— begin Records to use —
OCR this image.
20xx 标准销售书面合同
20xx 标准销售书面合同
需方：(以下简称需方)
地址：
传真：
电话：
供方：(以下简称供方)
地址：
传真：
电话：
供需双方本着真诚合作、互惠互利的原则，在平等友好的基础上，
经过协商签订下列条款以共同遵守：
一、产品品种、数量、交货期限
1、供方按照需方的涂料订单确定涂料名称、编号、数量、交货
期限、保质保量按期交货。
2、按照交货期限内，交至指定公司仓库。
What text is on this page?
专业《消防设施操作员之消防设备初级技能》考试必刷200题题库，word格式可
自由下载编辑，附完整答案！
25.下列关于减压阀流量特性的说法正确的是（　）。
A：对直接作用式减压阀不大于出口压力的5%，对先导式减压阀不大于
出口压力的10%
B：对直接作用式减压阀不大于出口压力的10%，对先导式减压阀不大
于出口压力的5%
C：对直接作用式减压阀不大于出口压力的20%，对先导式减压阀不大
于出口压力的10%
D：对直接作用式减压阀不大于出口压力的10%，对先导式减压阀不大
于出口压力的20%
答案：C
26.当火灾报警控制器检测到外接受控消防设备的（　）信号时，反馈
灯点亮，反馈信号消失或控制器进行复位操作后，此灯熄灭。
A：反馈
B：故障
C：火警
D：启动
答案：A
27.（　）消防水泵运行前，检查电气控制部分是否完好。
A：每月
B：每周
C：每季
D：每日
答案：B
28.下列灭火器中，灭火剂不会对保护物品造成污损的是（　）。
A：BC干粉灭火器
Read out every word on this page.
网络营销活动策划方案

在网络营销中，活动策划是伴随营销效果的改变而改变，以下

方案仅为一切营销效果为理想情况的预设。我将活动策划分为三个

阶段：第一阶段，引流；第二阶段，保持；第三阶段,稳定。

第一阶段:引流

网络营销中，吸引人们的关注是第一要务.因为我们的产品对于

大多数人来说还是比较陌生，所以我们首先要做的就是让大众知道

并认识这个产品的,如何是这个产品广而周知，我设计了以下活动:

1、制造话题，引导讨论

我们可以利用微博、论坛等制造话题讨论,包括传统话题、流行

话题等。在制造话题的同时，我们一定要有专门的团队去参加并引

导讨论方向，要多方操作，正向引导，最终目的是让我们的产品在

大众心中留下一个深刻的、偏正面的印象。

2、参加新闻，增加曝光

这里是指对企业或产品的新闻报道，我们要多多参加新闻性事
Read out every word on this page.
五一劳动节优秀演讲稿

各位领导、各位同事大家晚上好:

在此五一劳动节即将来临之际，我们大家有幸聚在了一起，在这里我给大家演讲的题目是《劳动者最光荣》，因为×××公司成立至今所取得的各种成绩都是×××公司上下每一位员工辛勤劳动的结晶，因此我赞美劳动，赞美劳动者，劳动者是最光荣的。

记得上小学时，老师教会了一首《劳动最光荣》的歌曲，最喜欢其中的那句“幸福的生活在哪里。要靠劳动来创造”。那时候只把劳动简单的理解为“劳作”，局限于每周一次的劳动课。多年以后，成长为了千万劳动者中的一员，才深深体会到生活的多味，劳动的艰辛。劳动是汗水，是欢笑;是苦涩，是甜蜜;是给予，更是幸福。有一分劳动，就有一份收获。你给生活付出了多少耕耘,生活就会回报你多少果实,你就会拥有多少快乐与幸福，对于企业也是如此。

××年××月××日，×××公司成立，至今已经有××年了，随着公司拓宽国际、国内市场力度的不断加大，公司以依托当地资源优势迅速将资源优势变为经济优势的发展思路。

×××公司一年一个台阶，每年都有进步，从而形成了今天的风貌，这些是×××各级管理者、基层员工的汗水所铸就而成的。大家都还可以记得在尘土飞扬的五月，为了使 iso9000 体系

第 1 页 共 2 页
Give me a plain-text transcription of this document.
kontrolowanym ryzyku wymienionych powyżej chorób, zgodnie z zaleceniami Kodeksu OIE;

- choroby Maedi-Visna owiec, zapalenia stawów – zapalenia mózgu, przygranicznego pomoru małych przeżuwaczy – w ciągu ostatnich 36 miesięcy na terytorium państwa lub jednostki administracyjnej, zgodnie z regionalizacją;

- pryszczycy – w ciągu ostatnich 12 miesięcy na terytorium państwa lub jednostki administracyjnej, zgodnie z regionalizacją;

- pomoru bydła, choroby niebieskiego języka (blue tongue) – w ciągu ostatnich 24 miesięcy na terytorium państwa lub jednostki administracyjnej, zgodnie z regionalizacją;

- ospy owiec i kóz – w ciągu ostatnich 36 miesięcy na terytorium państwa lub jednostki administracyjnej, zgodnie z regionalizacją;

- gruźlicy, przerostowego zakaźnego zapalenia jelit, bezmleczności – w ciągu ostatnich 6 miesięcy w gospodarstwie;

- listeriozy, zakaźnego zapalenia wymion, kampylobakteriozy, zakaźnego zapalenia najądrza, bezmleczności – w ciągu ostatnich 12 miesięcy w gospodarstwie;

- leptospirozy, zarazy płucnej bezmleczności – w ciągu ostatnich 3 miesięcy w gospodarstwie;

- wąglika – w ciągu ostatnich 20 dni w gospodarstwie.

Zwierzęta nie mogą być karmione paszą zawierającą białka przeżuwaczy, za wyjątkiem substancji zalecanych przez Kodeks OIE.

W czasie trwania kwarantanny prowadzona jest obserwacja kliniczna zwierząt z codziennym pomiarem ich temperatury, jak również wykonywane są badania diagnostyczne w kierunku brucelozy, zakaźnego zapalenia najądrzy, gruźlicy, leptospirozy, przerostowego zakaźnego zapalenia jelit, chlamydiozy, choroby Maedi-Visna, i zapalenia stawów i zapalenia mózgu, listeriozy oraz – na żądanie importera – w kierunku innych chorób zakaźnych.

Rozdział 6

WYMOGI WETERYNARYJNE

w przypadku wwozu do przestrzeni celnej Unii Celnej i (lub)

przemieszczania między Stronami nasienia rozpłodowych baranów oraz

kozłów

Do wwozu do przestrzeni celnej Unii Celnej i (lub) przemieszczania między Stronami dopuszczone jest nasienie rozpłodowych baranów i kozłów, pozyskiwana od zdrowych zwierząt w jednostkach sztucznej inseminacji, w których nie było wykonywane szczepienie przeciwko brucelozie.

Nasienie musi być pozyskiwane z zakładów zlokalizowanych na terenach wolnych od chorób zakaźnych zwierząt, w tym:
— end Records to use —
Description of the task
All of the entries above should be written out again exactly.

Solution
OCR this image.
20xx 标准销售书面合同
20xx 标准销售书面合同
需方：(以下简称需方)
地址：
传真：
电话：
供方：(以下简称供方)
地址：
传真：
电话：
供需双方本着真诚合作、互惠互利的原则，在平等友好的基础上，
经过协商签订下列条款以共同遵守：
一、产品品种、数量、交货期限
1、供方按照需方的涂料订单确定涂料名称、编号、数量、交货
期限、保质保量按期交货。
2、按照交货期限内，交至指定公司仓库。
What text is on this page?
专业《消防设施操作员之消防设备初级技能》考试必刷200题题库，word格式可
自由下载编辑，附完整答案！
25.下列关于减压阀流量特性的说法正确的是（　）。
A：对直接作用式减压阀不大于出口压力的5%，对先导式减压阀不大于
出口压力的10%
B：对直接作用式减压阀不大于出口压力的10%，对先导式减压阀不大
于出口压力的5%
C：对直接作用式减压阀不大于出口压力的20%，对先导式减压阀不大
于出口压力的10%
D：对直接作用式减压阀不大于出口压力的10%，对先导式减压阀不大
于出口压力的20%
答案：C
26.当火灾报警控制器检测到外接受控消防设备的（　）信号时，反馈
灯点亮，反馈信号消失或控制器进行复位操作后，此灯熄灭。
A：反馈
B：故障
C：火警
D：启动
答案：A
27.（　）消防水泵运行前，检查电气控制部分是否完好。
A：每月
B：每周
C：每季
D：每日
答案：B
28.下列灭火器中，灭火剂不会对保护物品造成污损的是（　）。
A：BC干粉灭火器
Read out every word on this page.
网络营销活动策划方案

在网络营销中，活动策划是伴随营销效果的改变而改变，以下

方案仅为一切营销效果为理想情况的预设。我将活动策划分为三个

阶段：第一阶段，引流；第二阶段，保持；第三阶段,稳定。

第一阶段:引流

网络营销中，吸引人们的关注是第一要务.因为我们的产品对于

大多数人来说还是比较陌生，所以我们首先要做的就是让大众知道

并认识这个产品的,如何是这个产品广而周知，我设计了以下活动:

1、制造话题，引导讨论

我们可以利用微博、论坛等制造话题讨论,包括传统话题、流行

话题等。在制造话题的同时，我们一定要有专门的团队去参加并引

导讨论方向，要多方操作，正向引导，最终目的是让我们的产品在

大众心中留下一个深刻的、偏正面的印象。

2、参加新闻，增加曝光

这里是指对企业或产品的新闻报道，我们要多多参加新闻性事
Read out every word on this page.
五一劳动节优秀演讲稿

各位领导、各位同事大家晚上好:

在此五一劳动节即将来临之际，我们大家有幸聚在了一起，在这里我给大家演讲的题目是《劳动者最光荣》，因为×××公司成立至今所取得的各种成绩都是×××公司上下每一位员工辛勤劳动的结晶，因此我赞美劳动，赞美劳动者，劳动者是最光荣的。

记得上小学时，老师教会了一首《劳动最光荣》的歌曲，最喜欢其中的那句“幸福的生活在哪里。要靠劳动来创造”。那时候只把劳动简单的理解为“劳作”，局限于每周一次的劳动课。多年以后，成长为了千万劳动者中的一员，才深深体会到生活的多味，劳动的艰辛。劳动是汗水，是欢笑;是苦涩，是甜蜜;是给予，更是幸福。有一分劳动，就有一份收获。你给生活付出了多少耕耘,生活就会回报你多少果实,你就会拥有多少快乐与幸福，对于企业也是如此。

××年××月××日，×××公司成立，至今已经有××年了，随着公司拓宽国际、国内市场力度的不断加大，公司以依托当地资源优势迅速将资源优势变为经济优势的发展思路。

×××公司一年一个台阶，每年都有进步，从而形成了今天的风貌，这些是×××各级管理者、基层员工的汗水所铸就而成的。大家都还可以记得在尘土飞扬的五月，为了使 iso9000 体系

第 1 页 共 2 页
Give me a plain-text transcription of this document.
kontrolowanym ryzyku wymienionych powyżej chorób, zgodnie z zaleceniami Kodeksu OIE;

- choroby Maedi-Visna owiec, zapalenia stawów – zapalenia mózgu, przygranicznego pomoru małych przeżuwaczy – w ciągu ostatnich 36 miesięcy na terytorium państwa lub jednostki administracyjnej, zgodnie z regionalizacją;

- pryszczycy – w ciągu ostatnich 12 miesięcy na terytorium państwa lub jednostki administracyjnej, zgodnie z regionalizacją;

- pomoru bydła, choroby niebieskiego języka (blue tongue) – w ciągu ostatnich 24 miesięcy na terytorium państwa lub jednostki administracyjnej, zgodnie z regionalizacją;

- ospy owiec i kóz – w ciągu ostatnich 36 miesięcy na terytorium państwa lub jednostki administracyjnej, zgodnie z regionalizacją;

- gruźlicy, przerostowego zakaźnego zapalenia jelit, bezmleczności – w ciągu ostatnich 6 miesięcy w gospodarstwie;

- listeriozy, zakaźnego zapalenia wymion, kampylobakteriozy, zakaźnego zapalenia najądrza, bezmleczności – w ciągu ostatnich 12 miesięcy w gospodarstwie;

- leptospirozy, zarazy płucnej bezmleczności – w ciągu ostatnich 3 miesięcy w gospodarstwie;

- wąglika – w ciągu ostatnich 20 dni w gospodarstwie.

Zwierzęta nie mogą być karmione paszą zawierającą białka przeżuwaczy, za wyjątkiem substancji zalecanych przez Kodeks OIE.

W czasie trwania kwarantanny prowadzona jest obserwacja kliniczna zwierząt z codziennym pomiarem ich temperatury, jak również wykonywane są badania diagnostyczne w kierunku brucelozy, zakaźnego zapalenia najądrzy, gruźlicy, leptospirozy, przerostowego zakaźnego zapalenia jelit, chlamydiozy, choroby Maedi-Visna, i zapalenia stawów i zapalenia mózgu, listeriozy oraz – na żądanie importera – w kierunku innych chorób zakaźnych.

Rozdział 6

WYMOGI WETERYNARYJNE

w przypadku wwozu do przestrzeni celnej Unii Celnej i (lub)

przemieszczania między Stronami nasienia rozpłodowych baranów oraz

kozłów

Do wwozu do przestrzeni celnej Unii Celnej i (lub) przemieszczania między Stronami dopuszczone jest nasienie rozpłodowych baranów i kozłów, pozyskiwana od zdrowych zwierząt w jednostkach sztucznej inseminacji, w których nie było wykonywane szczepienie przeciwko brucelozie.

Nasienie musi być pozyskiwane z zakładów zlokalizowanych na terenach wolnych od chorób zakaźnych zwierząt, w tym:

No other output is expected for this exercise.